The exercise:
Examine each line of the data. Copy those that contain the string "Rated".

Dataset entries on figures:

....................

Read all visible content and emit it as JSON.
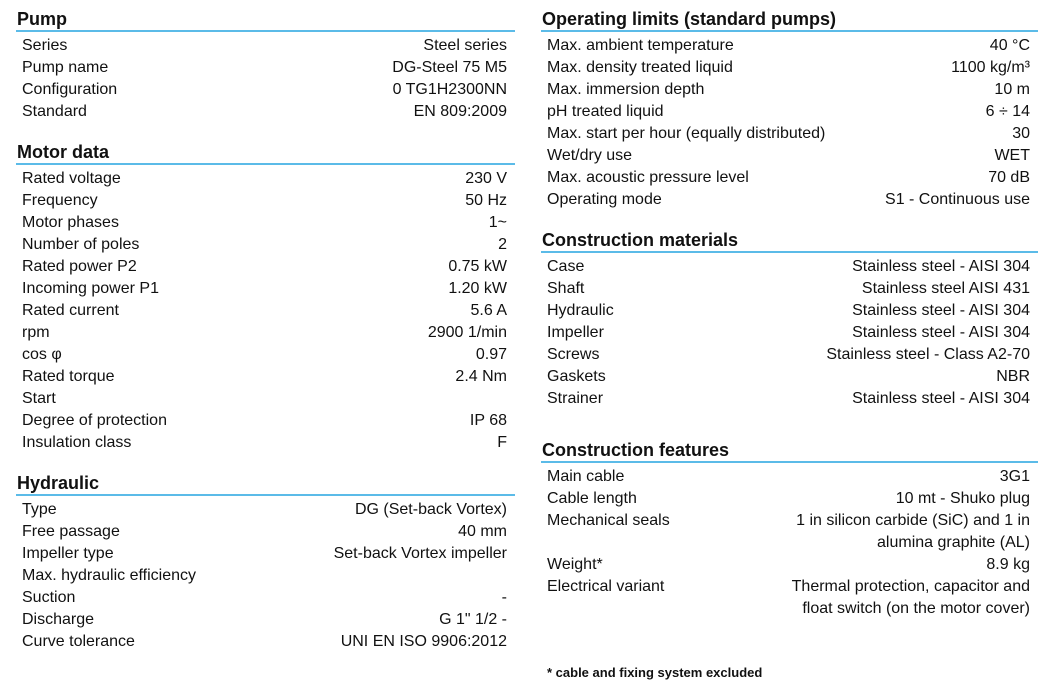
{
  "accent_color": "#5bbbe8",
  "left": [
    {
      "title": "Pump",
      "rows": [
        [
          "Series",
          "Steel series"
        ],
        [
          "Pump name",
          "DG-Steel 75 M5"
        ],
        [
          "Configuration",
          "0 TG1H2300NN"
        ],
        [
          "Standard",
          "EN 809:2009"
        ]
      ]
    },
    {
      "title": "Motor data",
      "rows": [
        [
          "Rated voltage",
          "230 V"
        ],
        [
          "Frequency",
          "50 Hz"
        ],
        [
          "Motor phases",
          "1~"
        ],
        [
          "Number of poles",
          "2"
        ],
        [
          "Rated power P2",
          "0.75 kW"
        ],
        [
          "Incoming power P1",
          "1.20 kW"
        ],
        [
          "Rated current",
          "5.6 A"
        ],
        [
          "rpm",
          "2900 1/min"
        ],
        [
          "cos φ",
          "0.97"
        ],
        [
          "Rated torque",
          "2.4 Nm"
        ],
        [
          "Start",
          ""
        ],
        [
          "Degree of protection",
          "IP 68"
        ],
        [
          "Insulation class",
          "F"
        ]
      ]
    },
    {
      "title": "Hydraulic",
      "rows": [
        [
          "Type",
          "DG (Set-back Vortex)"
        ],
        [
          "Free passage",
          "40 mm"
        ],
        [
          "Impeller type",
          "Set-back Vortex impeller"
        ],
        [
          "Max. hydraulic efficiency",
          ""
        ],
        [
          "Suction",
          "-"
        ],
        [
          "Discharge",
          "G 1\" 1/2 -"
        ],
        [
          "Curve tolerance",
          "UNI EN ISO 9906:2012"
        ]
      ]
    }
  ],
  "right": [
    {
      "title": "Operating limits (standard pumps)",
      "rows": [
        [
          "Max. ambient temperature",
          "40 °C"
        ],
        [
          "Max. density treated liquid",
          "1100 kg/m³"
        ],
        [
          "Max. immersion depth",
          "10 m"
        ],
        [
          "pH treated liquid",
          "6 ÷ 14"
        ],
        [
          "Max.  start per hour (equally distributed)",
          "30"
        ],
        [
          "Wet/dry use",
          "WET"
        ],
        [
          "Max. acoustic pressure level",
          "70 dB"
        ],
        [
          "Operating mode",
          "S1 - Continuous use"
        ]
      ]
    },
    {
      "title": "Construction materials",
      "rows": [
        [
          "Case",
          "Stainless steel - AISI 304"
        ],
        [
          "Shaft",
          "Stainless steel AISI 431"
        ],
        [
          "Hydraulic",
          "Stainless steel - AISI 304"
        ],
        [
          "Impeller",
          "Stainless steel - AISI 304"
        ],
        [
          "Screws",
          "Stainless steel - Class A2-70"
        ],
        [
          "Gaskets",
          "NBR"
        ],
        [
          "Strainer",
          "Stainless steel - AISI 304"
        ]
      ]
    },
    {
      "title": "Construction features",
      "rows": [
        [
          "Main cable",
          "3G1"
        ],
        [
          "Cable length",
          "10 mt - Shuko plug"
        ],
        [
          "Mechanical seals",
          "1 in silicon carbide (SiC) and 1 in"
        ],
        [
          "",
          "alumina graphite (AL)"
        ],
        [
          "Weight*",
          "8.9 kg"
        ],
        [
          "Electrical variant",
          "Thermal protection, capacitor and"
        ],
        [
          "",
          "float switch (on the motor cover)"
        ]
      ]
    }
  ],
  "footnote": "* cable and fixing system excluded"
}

....................

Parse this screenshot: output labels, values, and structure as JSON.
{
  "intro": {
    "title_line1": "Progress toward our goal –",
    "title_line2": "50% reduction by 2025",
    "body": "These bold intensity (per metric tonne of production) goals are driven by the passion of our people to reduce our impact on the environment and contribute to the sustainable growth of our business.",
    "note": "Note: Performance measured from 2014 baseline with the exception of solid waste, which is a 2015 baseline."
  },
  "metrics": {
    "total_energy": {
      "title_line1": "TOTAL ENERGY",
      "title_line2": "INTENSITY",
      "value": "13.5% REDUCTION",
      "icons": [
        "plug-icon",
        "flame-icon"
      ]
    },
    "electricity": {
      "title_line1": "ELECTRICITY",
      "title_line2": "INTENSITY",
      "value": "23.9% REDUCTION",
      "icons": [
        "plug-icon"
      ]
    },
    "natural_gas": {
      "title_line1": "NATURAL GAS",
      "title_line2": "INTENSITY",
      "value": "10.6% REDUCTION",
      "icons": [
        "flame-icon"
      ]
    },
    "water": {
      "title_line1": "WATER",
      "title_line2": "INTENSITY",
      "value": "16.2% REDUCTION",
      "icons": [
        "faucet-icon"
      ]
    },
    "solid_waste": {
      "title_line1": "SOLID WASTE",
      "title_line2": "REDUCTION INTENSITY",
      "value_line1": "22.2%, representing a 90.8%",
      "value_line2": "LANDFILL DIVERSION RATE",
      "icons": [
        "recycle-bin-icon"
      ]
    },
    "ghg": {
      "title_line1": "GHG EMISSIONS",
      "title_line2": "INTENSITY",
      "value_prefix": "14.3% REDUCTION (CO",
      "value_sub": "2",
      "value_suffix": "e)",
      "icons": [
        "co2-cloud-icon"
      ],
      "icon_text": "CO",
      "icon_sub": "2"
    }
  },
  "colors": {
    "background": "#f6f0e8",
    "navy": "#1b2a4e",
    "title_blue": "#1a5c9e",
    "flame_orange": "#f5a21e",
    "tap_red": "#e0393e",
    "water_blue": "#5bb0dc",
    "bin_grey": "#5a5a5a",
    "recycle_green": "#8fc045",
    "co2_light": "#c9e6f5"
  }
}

....................

Full solution:
          "Rated voltage",
          "Rated power P2",
          "Rated current",
          "Rated torque",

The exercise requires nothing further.